=== Excerpt ===
☆ ☆ ☆ ☆ ☆ ☆ ☆

For n measurement poses, the error model expands to:

$$\Delta {\mathbf{q}}_B={\mathbf{J}}_B\Delta \mathbf{C}$$

(23)

where $\Delta {\mathbf{q}}_B=\in {\mathbb{R}}^{6n\times 1}$ is a stacked pose error vector across n poses. ${\mathbf{J}}_B\in {\mathbb{R}}^{6n\times 42}$ is an aggregated Jacobian matrix:

$${\mathbf{J}}_B={\left[\begin{array}{cccc}{\mathbf{J}}_B^{\left(1\right)T}& {\mathbf{J}}_B^{\left(2\right)T}& \dots & {\mathbf{J}}_B^{\left(N\right)T}\end{array}\right]}^T$$

(24)

where ${\mathbf{J}}_{Bi}={\mathbf{J}}_{qi}^{-1}{\mathbf{J}}_{ci}$.

The least-squares solution minimizes the residual:

$$\Delta \mathbf{C}=arg\underset{\Delta \mathbf{C}}{min}{∥{\mathbf{J}}_B\Delta \mathbf{C}-\Delta {\mathbf{q}}_B∥}^2$$

(25)

yielding:

$$\Delta \mathbf{C}={\left({\mathbf{J}}_B^T{\mathbf{J}}_B\right)}^{-1}{\mathbf{J}}_B^T\Delta {\mathbf{q}}_B$$

(26)

This error model enables kinematic calibration of the subreflector actuator by measuring n poses of the subreflector, calculating the pose errors $\Delta {\mathbf{q}}_B$, and solving Equation (26) to obtain the kinematic parameter errors.

3. Robust Identification of Kinematic Parameters

In the context of the subreflector actuator calibration, the robust identification of kinematic parameters integrates advanced techniques to improve the accuracy of kinematic parameter estimation, particularly in the presence of measurement noise, outliers, and limited workspace measurement data. This section outlines the details of the robust identification of kinematic parameters, which combines Huber loss, $L_2$ regularization, and the LM algorithm to achieve reliable and stable parameter identification. It offers a balanced optimization process that mitigates the effects of measurement noise and environmental perturbations while preventing overfitting.

☆ ☆ ☆ ☆ ☆ ☆ ☆

=== Task brief ===
According to the excerpt on subreflector actuator calibration, which three techniques does the robust identification of kinematic parameters combine?

☆ ☆ ☆ ☆ ☆ ☆ ☆

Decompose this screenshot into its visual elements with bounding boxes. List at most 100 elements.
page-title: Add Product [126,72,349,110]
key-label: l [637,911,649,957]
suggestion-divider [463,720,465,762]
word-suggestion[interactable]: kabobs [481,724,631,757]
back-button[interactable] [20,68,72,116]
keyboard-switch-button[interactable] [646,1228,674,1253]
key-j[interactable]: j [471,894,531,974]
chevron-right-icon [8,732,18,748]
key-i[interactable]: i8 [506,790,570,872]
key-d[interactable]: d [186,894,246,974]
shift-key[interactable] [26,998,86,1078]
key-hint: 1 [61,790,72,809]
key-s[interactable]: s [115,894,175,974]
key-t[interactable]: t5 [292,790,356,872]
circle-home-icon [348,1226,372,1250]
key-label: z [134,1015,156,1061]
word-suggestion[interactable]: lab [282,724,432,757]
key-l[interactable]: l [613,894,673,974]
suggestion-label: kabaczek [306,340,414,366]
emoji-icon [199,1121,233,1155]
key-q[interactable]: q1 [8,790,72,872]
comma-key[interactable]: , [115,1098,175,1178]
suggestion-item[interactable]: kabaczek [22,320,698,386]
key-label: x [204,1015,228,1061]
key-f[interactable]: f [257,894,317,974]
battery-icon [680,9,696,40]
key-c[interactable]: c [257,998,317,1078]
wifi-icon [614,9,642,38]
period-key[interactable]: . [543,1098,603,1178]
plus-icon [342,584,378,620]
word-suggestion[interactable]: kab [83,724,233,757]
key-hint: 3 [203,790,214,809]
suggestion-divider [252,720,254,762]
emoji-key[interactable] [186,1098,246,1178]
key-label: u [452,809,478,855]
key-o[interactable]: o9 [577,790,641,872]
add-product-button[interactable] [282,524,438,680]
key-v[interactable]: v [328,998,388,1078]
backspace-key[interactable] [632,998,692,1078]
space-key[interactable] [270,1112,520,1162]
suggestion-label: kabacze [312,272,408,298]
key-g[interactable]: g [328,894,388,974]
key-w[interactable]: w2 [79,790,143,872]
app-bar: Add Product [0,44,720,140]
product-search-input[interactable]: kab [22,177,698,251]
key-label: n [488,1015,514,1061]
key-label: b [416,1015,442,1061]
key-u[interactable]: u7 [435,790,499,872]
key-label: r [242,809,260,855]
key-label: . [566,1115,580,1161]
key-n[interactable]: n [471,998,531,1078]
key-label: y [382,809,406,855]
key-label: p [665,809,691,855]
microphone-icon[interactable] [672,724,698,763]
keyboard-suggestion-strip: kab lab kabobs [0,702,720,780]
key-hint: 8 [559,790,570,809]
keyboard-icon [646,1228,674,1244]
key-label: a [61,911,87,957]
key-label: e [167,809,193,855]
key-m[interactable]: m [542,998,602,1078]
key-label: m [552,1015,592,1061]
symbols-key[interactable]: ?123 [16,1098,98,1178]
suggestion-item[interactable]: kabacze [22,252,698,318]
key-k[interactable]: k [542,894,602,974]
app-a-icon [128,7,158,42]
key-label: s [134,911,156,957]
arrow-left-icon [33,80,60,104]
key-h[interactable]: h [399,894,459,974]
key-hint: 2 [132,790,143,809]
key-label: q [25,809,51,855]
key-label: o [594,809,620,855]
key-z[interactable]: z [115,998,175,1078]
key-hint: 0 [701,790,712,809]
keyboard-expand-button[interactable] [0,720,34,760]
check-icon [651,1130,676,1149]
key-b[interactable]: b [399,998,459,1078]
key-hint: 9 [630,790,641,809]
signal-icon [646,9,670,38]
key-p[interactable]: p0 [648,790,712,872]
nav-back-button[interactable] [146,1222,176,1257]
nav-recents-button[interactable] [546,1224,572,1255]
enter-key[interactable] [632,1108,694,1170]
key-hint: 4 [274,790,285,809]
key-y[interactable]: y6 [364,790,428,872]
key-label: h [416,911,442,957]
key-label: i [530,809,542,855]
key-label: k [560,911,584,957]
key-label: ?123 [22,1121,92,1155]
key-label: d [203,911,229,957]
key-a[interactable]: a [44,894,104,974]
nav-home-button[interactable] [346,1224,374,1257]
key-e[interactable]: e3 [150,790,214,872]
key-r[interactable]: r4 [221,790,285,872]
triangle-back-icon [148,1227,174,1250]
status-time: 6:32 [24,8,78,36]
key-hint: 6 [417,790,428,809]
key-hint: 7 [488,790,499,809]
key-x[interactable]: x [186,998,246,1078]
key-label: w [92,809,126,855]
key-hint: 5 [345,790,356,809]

☆ ☆ ☆ ☆ ☆ ☆ ☆

=== Worked solution ===
It combines Huber loss, L2 regularization, and the LM algorithm.